-- start Records supplied --

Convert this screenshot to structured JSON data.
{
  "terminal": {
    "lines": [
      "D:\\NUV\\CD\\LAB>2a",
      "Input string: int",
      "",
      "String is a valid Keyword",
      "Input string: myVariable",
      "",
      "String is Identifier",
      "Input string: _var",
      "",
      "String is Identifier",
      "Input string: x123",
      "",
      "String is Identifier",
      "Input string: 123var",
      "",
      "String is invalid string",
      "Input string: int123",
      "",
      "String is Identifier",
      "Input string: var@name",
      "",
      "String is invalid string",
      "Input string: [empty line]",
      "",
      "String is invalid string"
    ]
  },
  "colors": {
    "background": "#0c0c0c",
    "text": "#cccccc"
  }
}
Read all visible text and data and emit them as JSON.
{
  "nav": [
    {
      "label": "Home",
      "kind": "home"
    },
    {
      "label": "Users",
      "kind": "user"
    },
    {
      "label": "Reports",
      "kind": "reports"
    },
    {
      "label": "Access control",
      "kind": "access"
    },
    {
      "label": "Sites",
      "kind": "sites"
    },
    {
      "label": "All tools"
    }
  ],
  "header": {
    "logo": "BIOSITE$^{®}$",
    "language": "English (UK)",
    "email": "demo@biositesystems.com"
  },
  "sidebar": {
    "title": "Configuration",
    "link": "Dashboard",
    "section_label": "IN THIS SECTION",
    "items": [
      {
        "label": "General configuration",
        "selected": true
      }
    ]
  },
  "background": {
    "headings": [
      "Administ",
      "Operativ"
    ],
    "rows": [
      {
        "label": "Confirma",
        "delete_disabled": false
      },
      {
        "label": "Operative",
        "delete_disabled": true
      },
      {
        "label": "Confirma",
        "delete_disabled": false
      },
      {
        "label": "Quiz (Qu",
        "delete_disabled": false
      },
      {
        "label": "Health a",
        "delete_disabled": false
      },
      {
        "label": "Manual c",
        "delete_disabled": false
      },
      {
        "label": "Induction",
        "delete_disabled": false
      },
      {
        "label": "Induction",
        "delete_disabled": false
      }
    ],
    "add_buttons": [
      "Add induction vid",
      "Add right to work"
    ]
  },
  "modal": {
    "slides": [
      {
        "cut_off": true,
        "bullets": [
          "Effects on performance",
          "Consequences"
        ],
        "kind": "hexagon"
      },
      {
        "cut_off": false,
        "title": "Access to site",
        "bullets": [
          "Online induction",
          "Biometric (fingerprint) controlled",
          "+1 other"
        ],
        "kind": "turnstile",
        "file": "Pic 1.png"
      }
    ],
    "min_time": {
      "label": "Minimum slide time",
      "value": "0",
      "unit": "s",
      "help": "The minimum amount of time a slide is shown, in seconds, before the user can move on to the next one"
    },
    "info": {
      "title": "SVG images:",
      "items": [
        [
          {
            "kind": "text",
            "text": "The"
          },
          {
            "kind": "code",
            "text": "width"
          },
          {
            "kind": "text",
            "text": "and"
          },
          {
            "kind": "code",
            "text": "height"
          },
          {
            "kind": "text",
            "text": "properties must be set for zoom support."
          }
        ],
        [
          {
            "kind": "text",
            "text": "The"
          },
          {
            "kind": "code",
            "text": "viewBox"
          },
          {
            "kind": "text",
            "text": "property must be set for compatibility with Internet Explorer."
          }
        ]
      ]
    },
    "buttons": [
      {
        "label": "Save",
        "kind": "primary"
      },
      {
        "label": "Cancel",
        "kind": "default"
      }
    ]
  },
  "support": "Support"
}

-- end Records supplied --

Challenge - Look through the material above and work out how many of its lines contain "must". State the number only.

Task response - 2